-- START OF Records for the exercise --

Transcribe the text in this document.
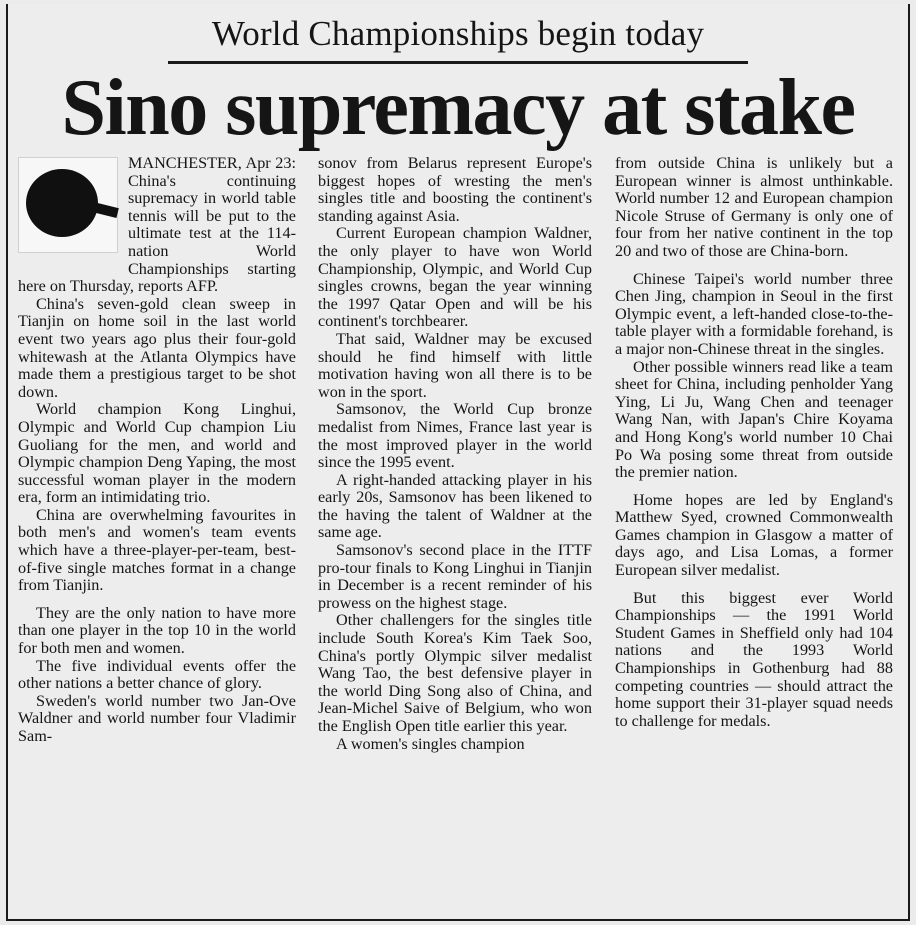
World Championships begin today
Sino supremacy at stake

MANCHESTER, Apr 23: China's continuing supremacy in world table tennis will be put to the ultimate test at the 114-nation World Championships starting here on Thursday, reports AFP.

China's seven-gold clean sweep in Tianjin on home soil in the last world event two years ago plus their four-gold whitewash at the Atlanta Olympics have made them a prestigious target to be shot down.

World champion Kong Linghui, Olympic and World Cup champion Liu Guoliang for the men, and world and Olympic champion Deng Yaping, the most successful woman player in the modern era, form an intimidating trio.

China are overwhelming favourites in both men's and women's team events which have a three-player-per-team, best-of-five single matches format in a change from Tianjin.

They are the only nation to have more than one player in the top 10 in the world for both men and women.

The five individual events offer the other nations a better chance of glory.

Sweden's world number two Jan-Ove Waldner and world number four Vladimir Sam-

sonov from Belarus represent Europe's biggest hopes of wresting the men's singles title and boosting the continent's standing against Asia.

Current European champion Waldner, the only player to have won World Championship, Olympic, and World Cup singles crowns, began the year winning the 1997 Qatar Open and will be his continent's torchbearer.

That said, Waldner may be excused should he find himself with little motivation having won all there is to be won in the sport.

Samsonov, the World Cup bronze medalist from Nimes, France last year is the most improved player in the world since the 1995 event.

A right-handed attacking player in his early 20s, Samsonov has been likened to the having the talent of Waldner at the same age.

Samsonov's second place in the ITTF pro-tour finals to Kong Linghui in Tianjin in December is a recent reminder of his prowess on the highest stage.

Other challengers for the singles title include South Korea's Kim Taek Soo, China's portly Olympic silver medalist Wang Tao, the best defensive player in the world Ding Song also of China, and Jean-Michel Saive of Belgium, who won the English Open title earlier this year.

A women's singles champion

from outside China is unlikely but a European winner is almost unthinkable. World number 12 and European champion Nicole Struse of Germany is only one of four from her native continent in the top 20 and two of those are China-born.

Chinese Taipei's world number three Chen Jing, champion in Seoul in the first Olympic event, a left-handed close-to-the-table player with a formidable forehand, is a major non-Chinese threat in the singles.

Other possible winners read like a team sheet for China, including penholder Yang Ying, Li Ju, Wang Chen and teenager Wang Nan, with Japan's Chire Koyama and Hong Kong's world number 10 Chai Po Wa posing some threat from outside the premier nation.

Home hopes are led by England's Matthew Syed, crowned Commonwealth Games champion in Glasgow a matter of days ago, and Lisa Lomas, a former European silver medalist.

But this biggest ever World Championships — the 1991 World Student Games in Sheffield only had 104 nations and the 1993 World Championships in Gothenburg had 88 competing countries — should attract the home support their 31-player squad needs to challenge for medals.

-- END OF Records for the exercise --

Instructions to follow: Filter out all lines lacking the word "number" and copy the rest.

Task result:
Sweden's world number two Jan-Ove Waldner and world number four Vladimir Sam-
from outside China is unlikely but a European winner is almost unthinkable. World number 12 and European champion Nicole Struse of Germany is only one of four from her native continent in the top 20 and two of those are China-born.
Chinese Taipei's world number three Chen Jing, champion in Seoul in the first Olympic event, a left-handed close-to-the-table player with a formidable forehand, is a major non-Chinese threat in the singles.
Other possible winners read like a team sheet for China, including penholder Yang Ying, Li Ju, Wang Chen and teenager Wang Nan, with Japan's Chire Koyama and Hong Kong's world number 10 Chai Po Wa posing some threat from outside the premier nation.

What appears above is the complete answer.